====== Material provided
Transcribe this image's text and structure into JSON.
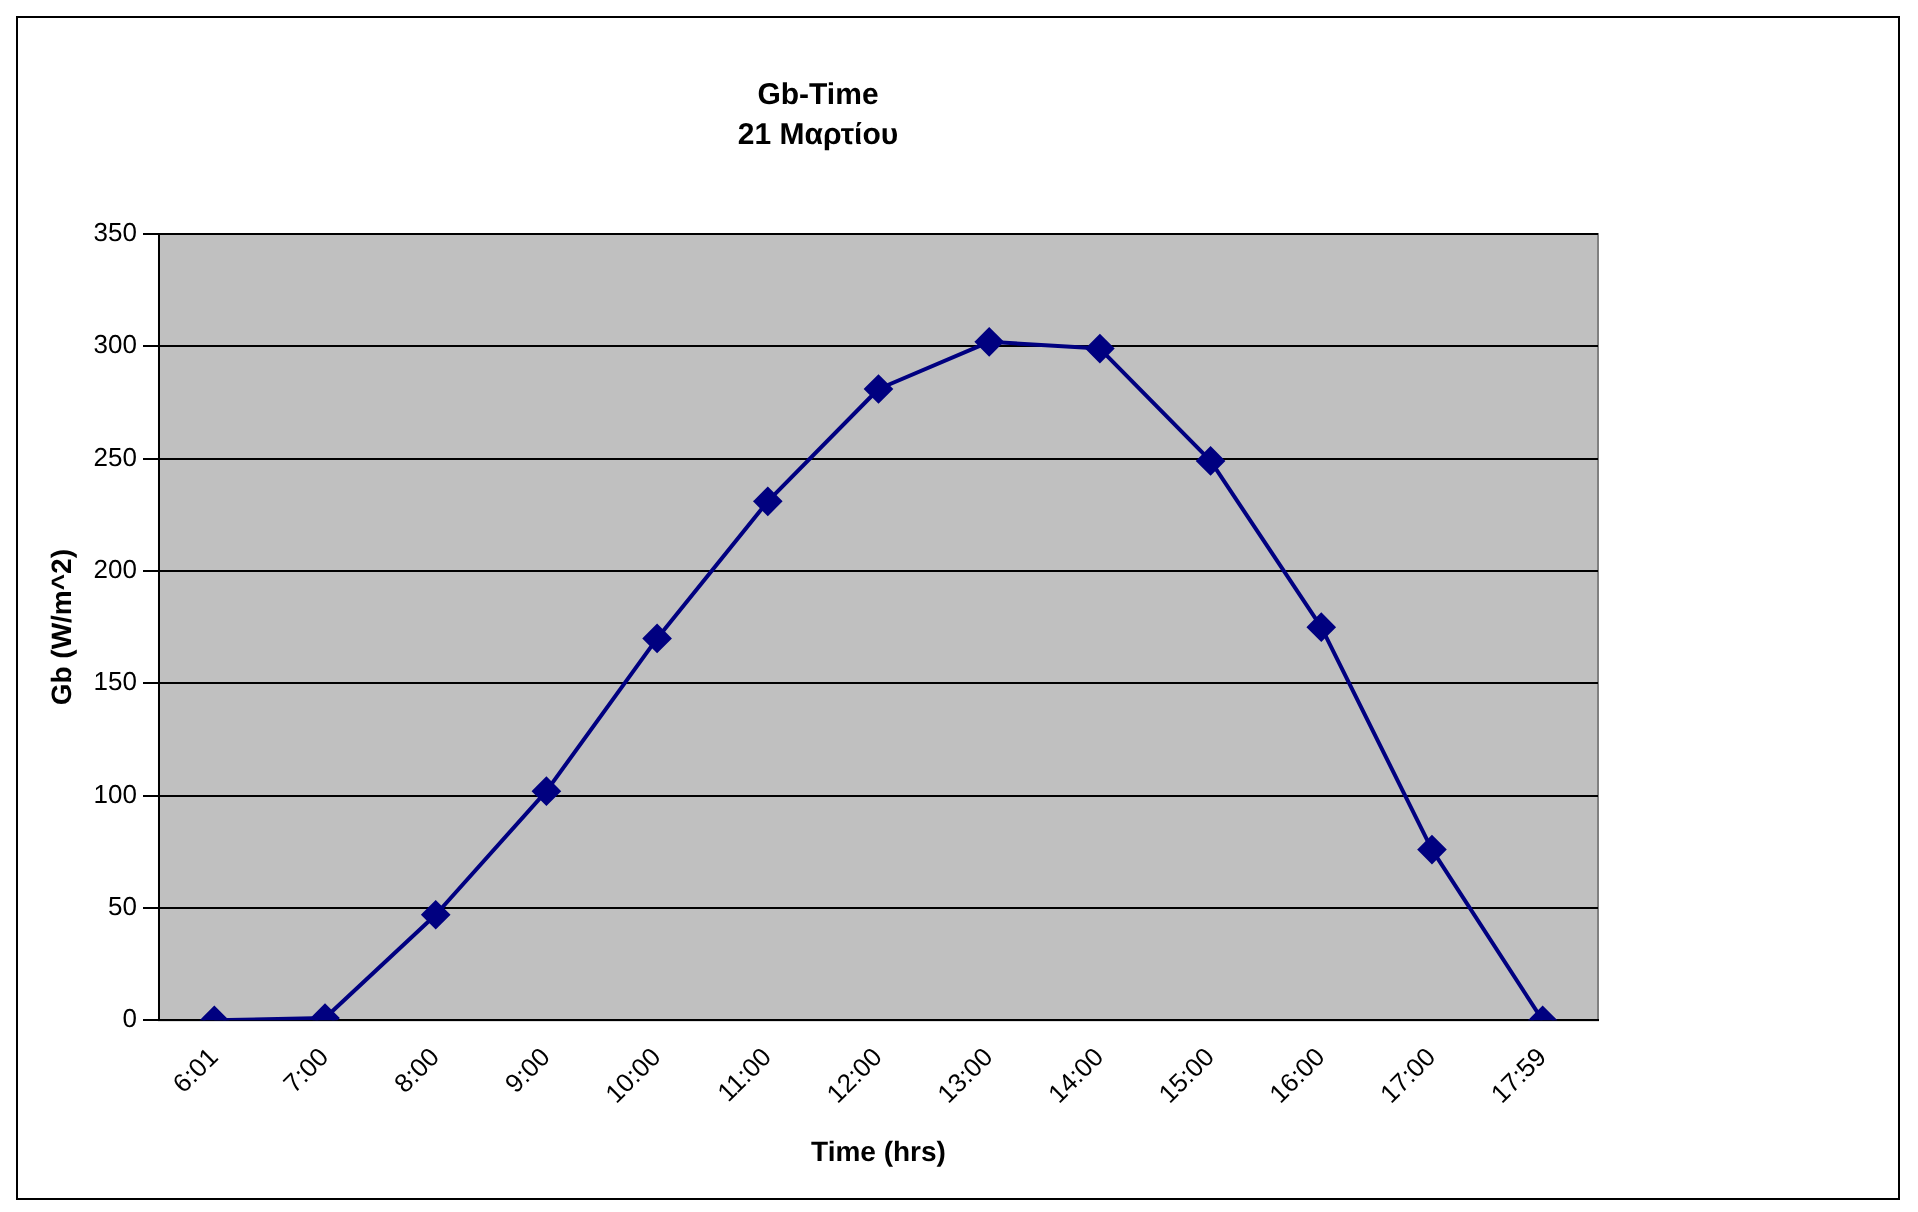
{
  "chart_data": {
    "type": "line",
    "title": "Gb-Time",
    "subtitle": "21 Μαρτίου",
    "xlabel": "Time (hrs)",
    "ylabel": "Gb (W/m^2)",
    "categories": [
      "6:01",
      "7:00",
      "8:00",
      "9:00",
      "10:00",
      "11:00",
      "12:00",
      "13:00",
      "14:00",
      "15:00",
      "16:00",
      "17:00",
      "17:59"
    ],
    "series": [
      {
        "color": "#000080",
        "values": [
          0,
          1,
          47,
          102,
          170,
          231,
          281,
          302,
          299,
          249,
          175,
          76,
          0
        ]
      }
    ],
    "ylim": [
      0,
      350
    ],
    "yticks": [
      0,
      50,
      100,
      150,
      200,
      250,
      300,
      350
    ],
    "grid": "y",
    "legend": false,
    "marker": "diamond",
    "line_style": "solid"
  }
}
============
Given exercise → Make an exact copy of every entry above, minus the images.

Task output →
Transcribe this image's text and structure into JSON.
{
  "chart_data": {
    "type": "line",
    "title": "Gb-Time",
    "subtitle": "21 Μαρτίου",
    "xlabel": "Time (hrs)",
    "ylabel": "Gb (W/m^2)",
    "categories": [
      "6:01",
      "7:00",
      "8:00",
      "9:00",
      "10:00",
      "11:00",
      "12:00",
      "13:00",
      "14:00",
      "15:00",
      "16:00",
      "17:00",
      "17:59"
    ],
    "series": [
      {
        "color": "#000080",
        "values": [
          0,
          1,
          47,
          102,
          170,
          231,
          281,
          302,
          299,
          249,
          175,
          76,
          0
        ]
      }
    ],
    "ylim": [
      0,
      350
    ],
    "yticks": [
      0,
      50,
      100,
      150,
      200,
      250,
      300,
      350
    ],
    "grid": "y",
    "legend": false,
    "marker": "diamond",
    "line_style": "solid"
  }
}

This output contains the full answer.